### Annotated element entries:
◇ ◇ ◇
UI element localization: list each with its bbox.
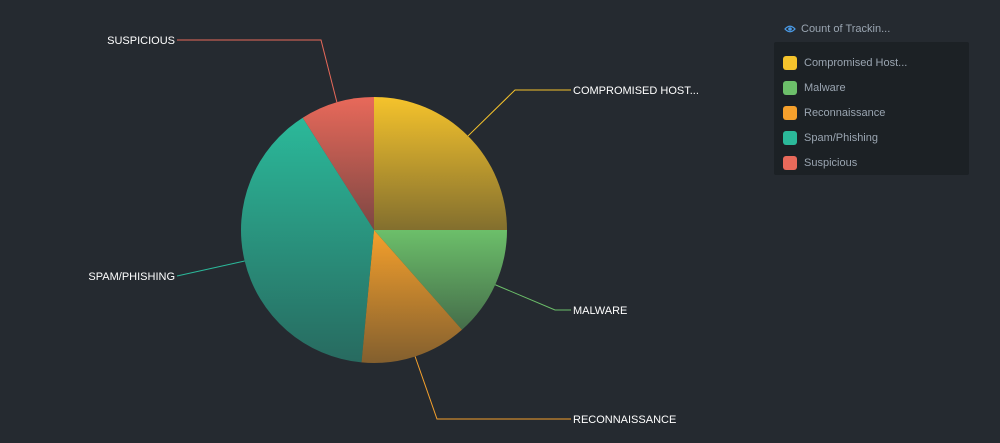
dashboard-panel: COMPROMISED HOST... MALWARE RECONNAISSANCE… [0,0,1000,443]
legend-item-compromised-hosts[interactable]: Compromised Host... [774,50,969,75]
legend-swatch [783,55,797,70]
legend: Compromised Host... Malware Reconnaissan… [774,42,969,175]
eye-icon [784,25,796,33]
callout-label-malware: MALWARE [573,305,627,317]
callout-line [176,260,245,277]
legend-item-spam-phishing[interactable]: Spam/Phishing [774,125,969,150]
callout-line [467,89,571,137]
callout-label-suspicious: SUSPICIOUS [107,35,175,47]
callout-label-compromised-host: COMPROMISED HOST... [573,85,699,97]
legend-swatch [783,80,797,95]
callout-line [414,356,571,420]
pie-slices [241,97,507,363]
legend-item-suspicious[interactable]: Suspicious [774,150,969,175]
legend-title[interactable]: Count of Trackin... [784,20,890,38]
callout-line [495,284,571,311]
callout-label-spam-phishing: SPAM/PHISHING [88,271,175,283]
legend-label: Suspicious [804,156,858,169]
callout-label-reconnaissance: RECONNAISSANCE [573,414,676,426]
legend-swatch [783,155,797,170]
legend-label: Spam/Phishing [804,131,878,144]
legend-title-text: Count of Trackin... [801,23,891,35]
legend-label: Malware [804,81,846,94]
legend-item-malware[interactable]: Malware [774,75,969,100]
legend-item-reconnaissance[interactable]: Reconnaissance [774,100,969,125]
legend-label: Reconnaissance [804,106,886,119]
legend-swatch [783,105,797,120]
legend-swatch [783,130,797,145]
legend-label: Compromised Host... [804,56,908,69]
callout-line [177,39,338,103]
◇ ◇ ◇
### Written exercise:
Return every line of the entries above unchanged, omitting the picture.

### Response for this exercise:
UI element localization: list each with its bbox.
dashboard-panel: COMPROMISED HOST... MALWARE RECONNAISSANCE… [0,0,1000,443]
legend-item-compromised-hosts[interactable]: Compromised Host... [774,50,969,75]
legend-swatch [783,55,797,70]
legend: Compromised Host... Malware Reconnaissan… [774,42,969,175]
eye-icon [784,25,796,33]
callout-label-malware: MALWARE [573,305,627,317]
callout-line [176,260,245,277]
legend-item-spam-phishing[interactable]: Spam/Phishing [774,125,969,150]
callout-line [467,89,571,137]
callout-label-suspicious: SUSPICIOUS [107,35,175,47]
callout-label-compromised-host: COMPROMISED HOST... [573,85,699,97]
legend-swatch [783,80,797,95]
callout-line [414,356,571,420]
pie-slices [241,97,507,363]
legend-item-suspicious[interactable]: Suspicious [774,150,969,175]
legend-title[interactable]: Count of Trackin... [784,20,890,38]
callout-line [495,284,571,311]
callout-label-spam-phishing: SPAM/PHISHING [88,271,175,283]
legend-label: Suspicious [804,156,858,169]
callout-label-reconnaissance: RECONNAISSANCE [573,414,676,426]
legend-swatch [783,155,797,170]
legend-label: Spam/Phishing [804,131,878,144]
legend-title-text: Count of Trackin... [801,23,891,35]
legend-label: Malware [804,81,846,94]
legend-item-malware[interactable]: Malware [774,75,969,100]
legend-item-reconnaissance[interactable]: Reconnaissance [774,100,969,125]
legend-label: Reconnaissance [804,106,886,119]
legend-swatch [783,105,797,120]
legend-swatch [783,130,797,145]
legend-label: Compromised Host... [804,56,908,69]
callout-line [177,39,338,103]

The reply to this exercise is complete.